Given records.

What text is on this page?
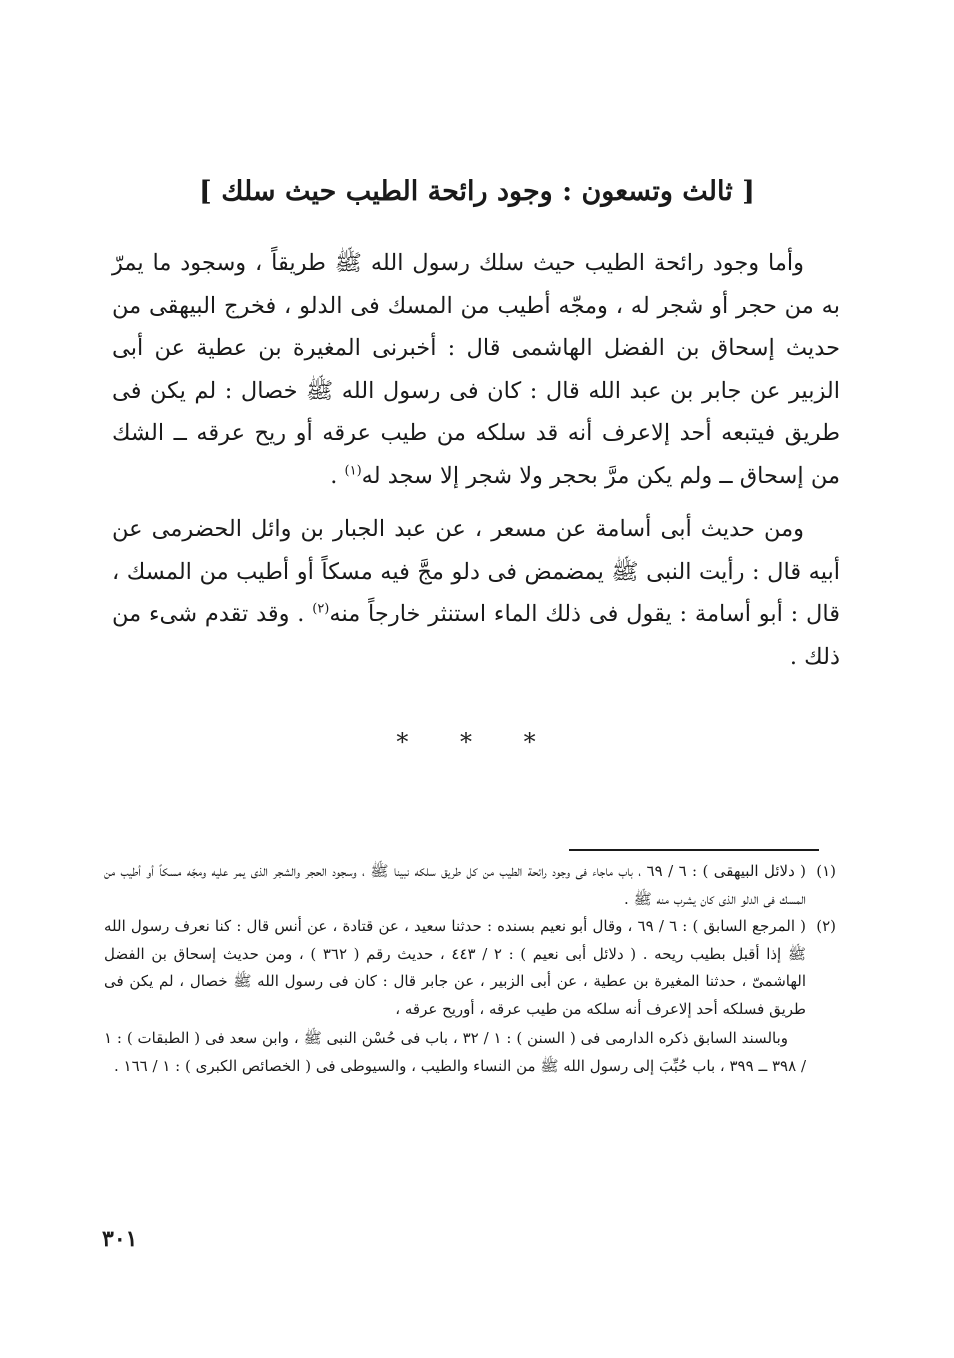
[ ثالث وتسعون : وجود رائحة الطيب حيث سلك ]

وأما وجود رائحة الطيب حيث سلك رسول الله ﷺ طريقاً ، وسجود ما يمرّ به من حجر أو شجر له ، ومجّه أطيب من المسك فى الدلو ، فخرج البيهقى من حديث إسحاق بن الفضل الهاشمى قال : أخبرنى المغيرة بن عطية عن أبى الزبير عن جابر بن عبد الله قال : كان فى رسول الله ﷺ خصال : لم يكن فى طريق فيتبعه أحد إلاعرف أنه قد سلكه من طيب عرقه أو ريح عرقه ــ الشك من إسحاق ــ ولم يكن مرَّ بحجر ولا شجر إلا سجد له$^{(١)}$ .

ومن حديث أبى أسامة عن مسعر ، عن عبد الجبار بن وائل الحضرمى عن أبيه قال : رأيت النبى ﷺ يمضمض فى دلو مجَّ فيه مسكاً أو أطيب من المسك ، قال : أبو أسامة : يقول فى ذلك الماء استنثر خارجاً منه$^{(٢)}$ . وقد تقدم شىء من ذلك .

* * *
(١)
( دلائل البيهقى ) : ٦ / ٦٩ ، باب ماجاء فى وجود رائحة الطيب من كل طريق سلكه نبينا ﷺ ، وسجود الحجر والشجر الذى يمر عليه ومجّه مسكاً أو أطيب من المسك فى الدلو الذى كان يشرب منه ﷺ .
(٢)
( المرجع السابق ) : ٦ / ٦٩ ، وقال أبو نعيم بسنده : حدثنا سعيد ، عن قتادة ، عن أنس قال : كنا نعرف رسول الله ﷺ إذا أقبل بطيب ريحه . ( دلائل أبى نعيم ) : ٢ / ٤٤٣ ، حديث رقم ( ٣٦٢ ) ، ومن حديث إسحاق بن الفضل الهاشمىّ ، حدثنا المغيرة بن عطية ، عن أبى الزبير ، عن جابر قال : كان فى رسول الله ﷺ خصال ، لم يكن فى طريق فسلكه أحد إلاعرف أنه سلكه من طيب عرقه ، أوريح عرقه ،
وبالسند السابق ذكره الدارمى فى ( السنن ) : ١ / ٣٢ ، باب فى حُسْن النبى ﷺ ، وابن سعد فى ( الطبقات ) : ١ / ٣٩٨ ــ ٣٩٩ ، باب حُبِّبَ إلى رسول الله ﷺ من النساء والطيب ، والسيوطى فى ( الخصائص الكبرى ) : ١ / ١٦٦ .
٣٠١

* * *

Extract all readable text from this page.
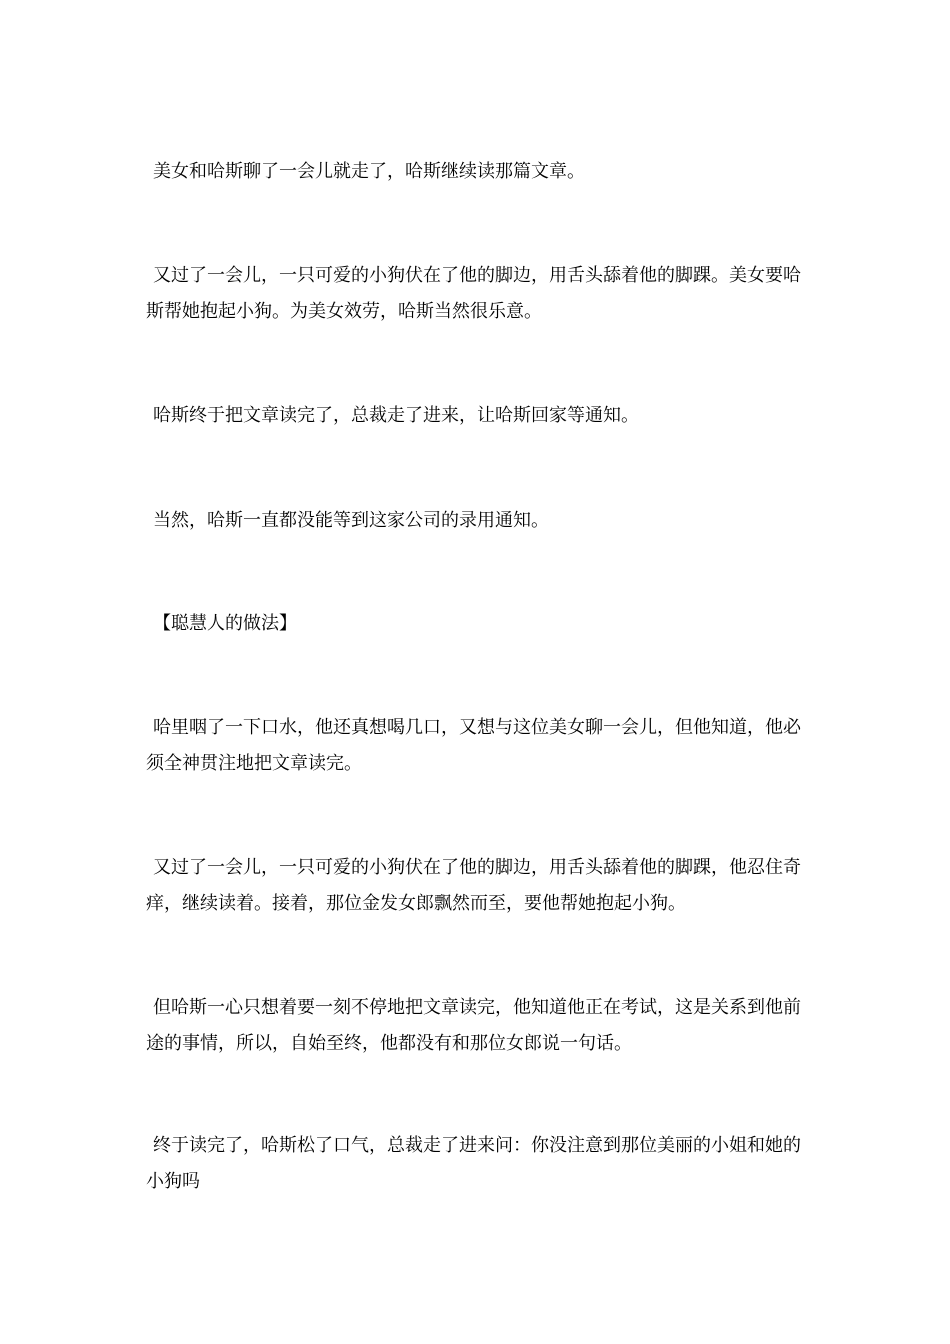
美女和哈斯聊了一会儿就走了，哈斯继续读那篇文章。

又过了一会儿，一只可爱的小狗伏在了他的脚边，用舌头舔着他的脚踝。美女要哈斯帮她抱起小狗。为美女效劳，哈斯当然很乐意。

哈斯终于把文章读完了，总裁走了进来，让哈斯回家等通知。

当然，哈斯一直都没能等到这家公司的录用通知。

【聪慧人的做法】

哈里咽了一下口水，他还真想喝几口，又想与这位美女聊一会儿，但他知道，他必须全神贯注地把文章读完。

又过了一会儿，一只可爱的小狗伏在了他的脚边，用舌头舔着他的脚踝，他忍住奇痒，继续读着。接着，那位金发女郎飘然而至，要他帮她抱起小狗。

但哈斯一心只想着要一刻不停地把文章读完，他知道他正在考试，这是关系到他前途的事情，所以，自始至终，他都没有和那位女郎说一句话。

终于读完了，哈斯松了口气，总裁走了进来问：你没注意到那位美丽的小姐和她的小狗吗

Goal of the exercise. Where does the word "page" appear? Return each line that holds it.

Expected output.
What text is on this page?
Extract all readable text from this page.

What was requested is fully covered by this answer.